__ROWS__:
%%

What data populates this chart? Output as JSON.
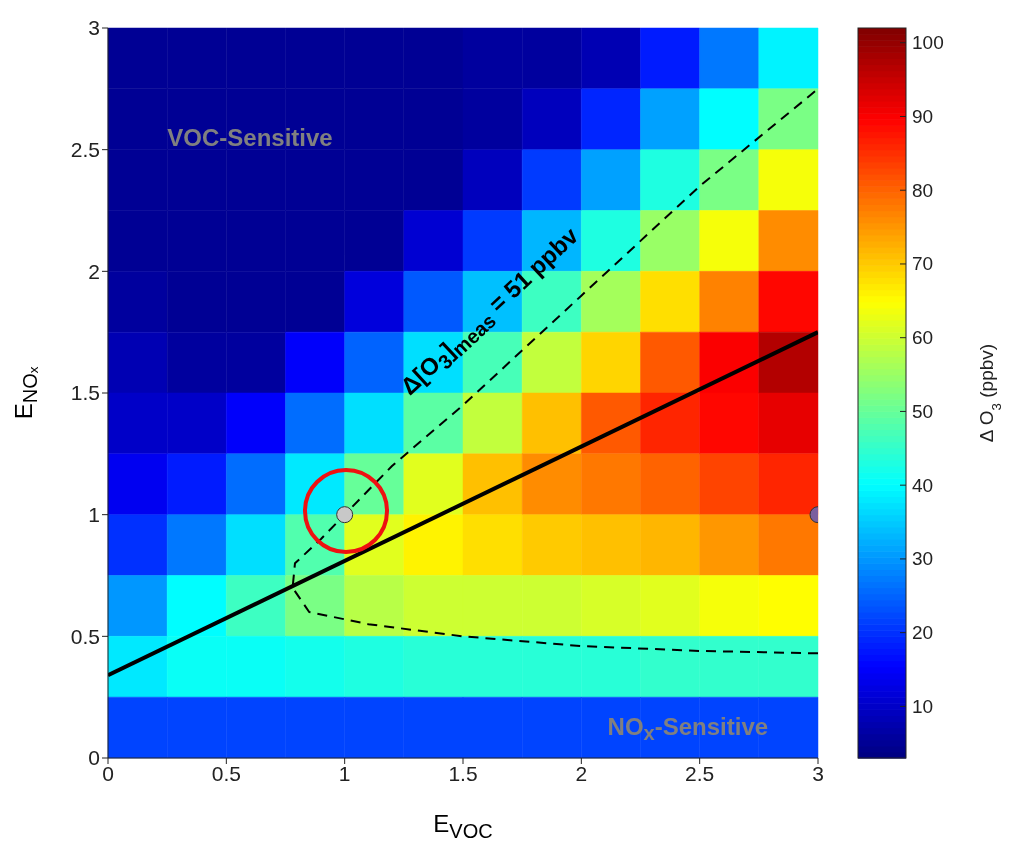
{
  "chart_data": {
    "type": "heatmap",
    "xlabel": "E$_{VOC}$",
    "ylabel": "E$_{NOₓ}$",
    "clabel": "Δ O$_{3}$ (ppbv)",
    "x": [
      0.125,
      0.375,
      0.625,
      0.875,
      1.125,
      1.375,
      1.625,
      1.875,
      2.125,
      2.375,
      2.625,
      2.875
    ],
    "y": [
      2.875,
      2.625,
      2.375,
      2.125,
      1.875,
      1.625,
      1.375,
      1.125,
      0.875,
      0.625,
      0.375,
      0.125
    ],
    "xlim": [
      0,
      3
    ],
    "ylim": [
      0,
      3
    ],
    "xticks": [
      0,
      0.5,
      1,
      1.5,
      2,
      2.5,
      3
    ],
    "yticks": [
      0,
      0.5,
      1,
      1.5,
      2,
      2.5,
      3
    ],
    "clim": [
      3,
      102
    ],
    "cticks": [
      10,
      20,
      30,
      40,
      50,
      60,
      70,
      80,
      90,
      100
    ],
    "cells": [
      [
        5,
        5,
        5,
        5,
        5,
        5,
        6,
        6,
        8,
        18,
        27,
        39
      ],
      [
        5,
        5,
        5,
        5,
        5,
        5,
        6,
        9,
        19,
        31,
        40,
        52
      ],
      [
        5,
        5,
        5,
        5,
        5,
        5,
        9,
        21,
        31,
        43,
        52,
        64
      ],
      [
        5,
        5,
        5,
        5,
        5,
        11,
        21,
        33,
        43,
        55,
        64,
        76
      ],
      [
        6,
        5,
        5,
        5,
        12,
        24,
        34,
        46,
        56,
        68,
        77,
        89
      ],
      [
        8,
        6,
        6,
        15,
        25,
        37,
        47,
        59,
        69,
        81,
        90,
        97
      ],
      [
        10,
        10,
        15,
        26,
        37,
        49,
        59,
        71,
        81,
        86,
        89,
        92
      ],
      [
        14,
        18,
        26,
        38,
        50,
        62,
        71,
        76,
        78,
        80,
        83,
        86
      ],
      [
        20,
        27,
        37,
        48,
        62,
        66,
        68,
        70,
        71,
        72,
        75,
        78
      ],
      [
        30,
        40,
        46,
        52,
        58,
        60,
        60,
        60,
        61,
        62,
        64,
        65
      ],
      [
        38,
        41,
        41,
        42,
        43,
        44,
        44,
        44,
        44,
        45,
        45,
        45
      ],
      [
        22,
        22,
        22,
        22,
        22,
        22,
        22,
        22,
        22,
        22,
        22,
        22
      ]
    ],
    "series": [
      {
        "type": "line",
        "color": "#000000",
        "line_style": "dashed",
        "marker": "none",
        "x": [
          3,
          2.5,
          2,
          1.5,
          1.1,
          0.85,
          0.78,
          0.79,
          0.9,
          1,
          1.2,
          1.5,
          2,
          2.5,
          3
        ],
        "values": [
          0.43,
          0.44,
          0.46,
          0.5,
          0.55,
          0.6,
          0.7,
          0.8,
          0.9,
          1,
          1.2,
          1.45,
          1.9,
          2.35,
          2.75
        ]
      },
      {
        "type": "line",
        "color": "#000000",
        "line_style": "solid",
        "marker": "none",
        "x": [
          0,
          3
        ],
        "values": [
          0.34,
          1.75
        ]
      },
      {
        "type": "scatter",
        "color": "#c8c8c8",
        "marker": "circle",
        "x": [
          1
        ],
        "values": [
          1
        ]
      },
      {
        "type": "scatter",
        "color": "#7b5e9e",
        "marker": "circle",
        "x": [
          3
        ],
        "values": [
          1
        ]
      }
    ],
    "annotations": [
      "VOC-Sensitive",
      "Δ[O$_{3}$]$_{meas}$ = 51 ppbv",
      "NO$_{x}$-Sensitive"
    ]
  }
}
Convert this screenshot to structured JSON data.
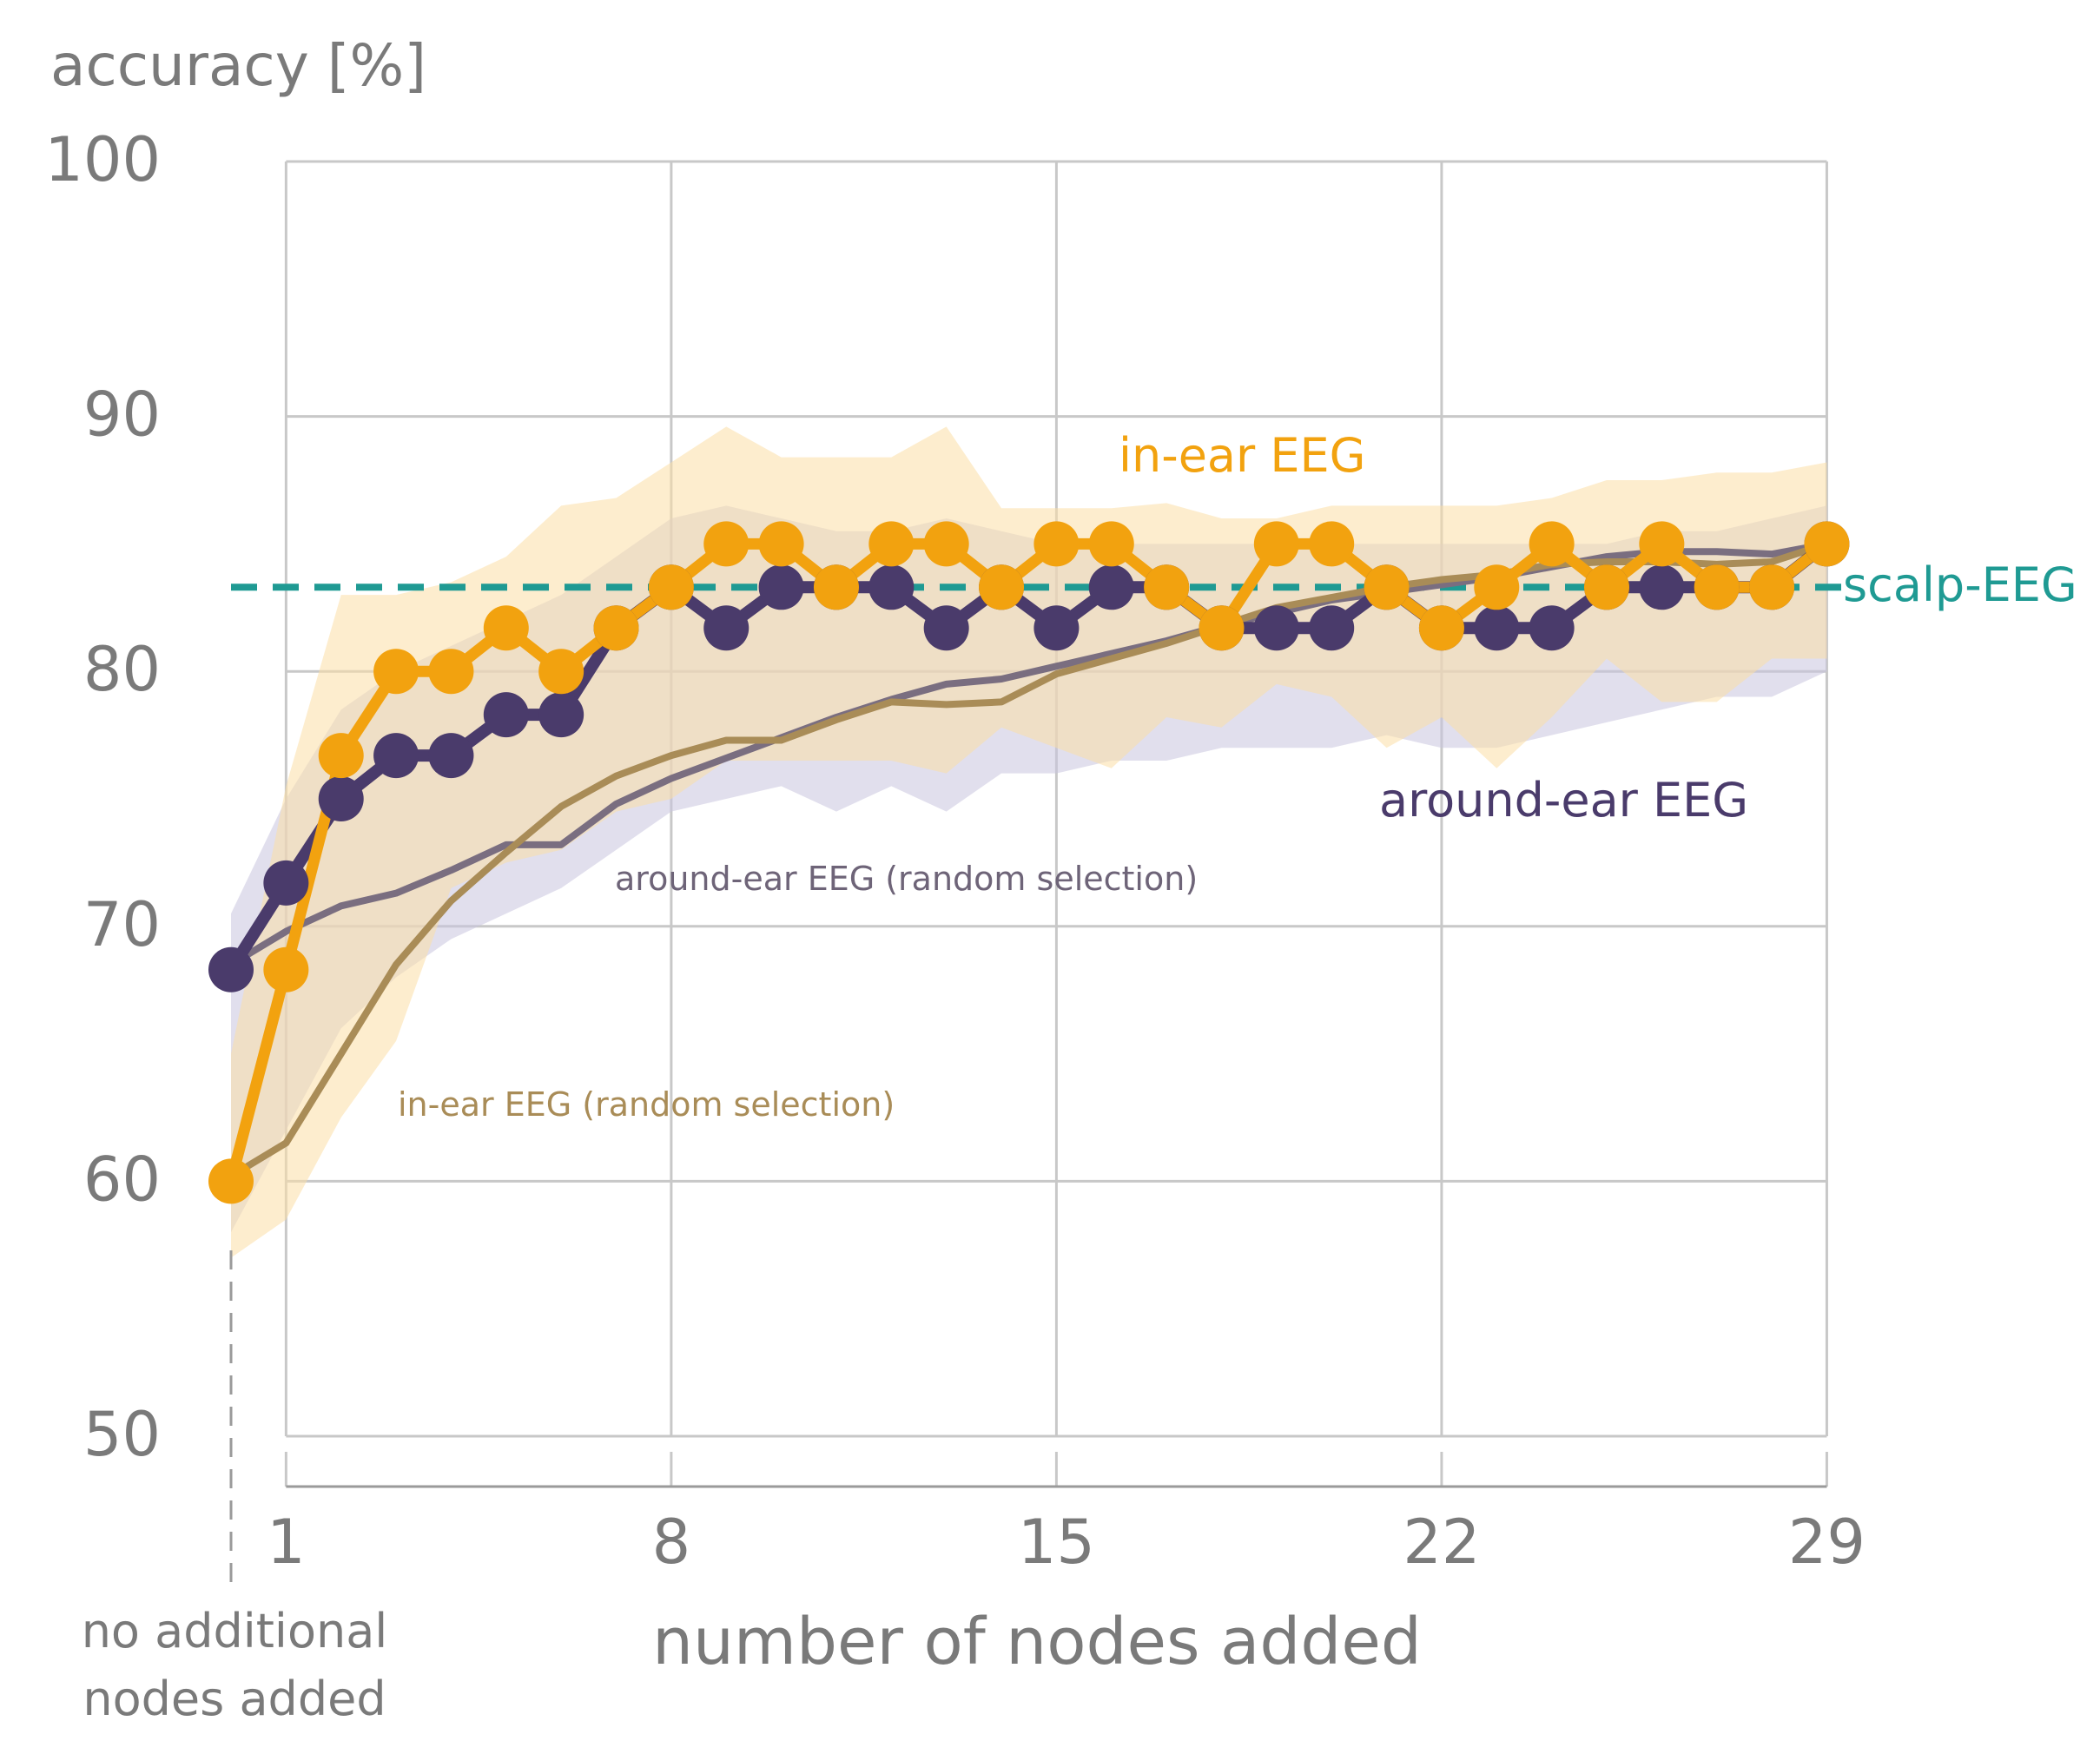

%%

__THE EXERCISE__:
Track down every line with the word "this" and copy it.

__ANSWER__:
What data populates this chart? Output as JSON.
Convert this screenshot to structured JSON data.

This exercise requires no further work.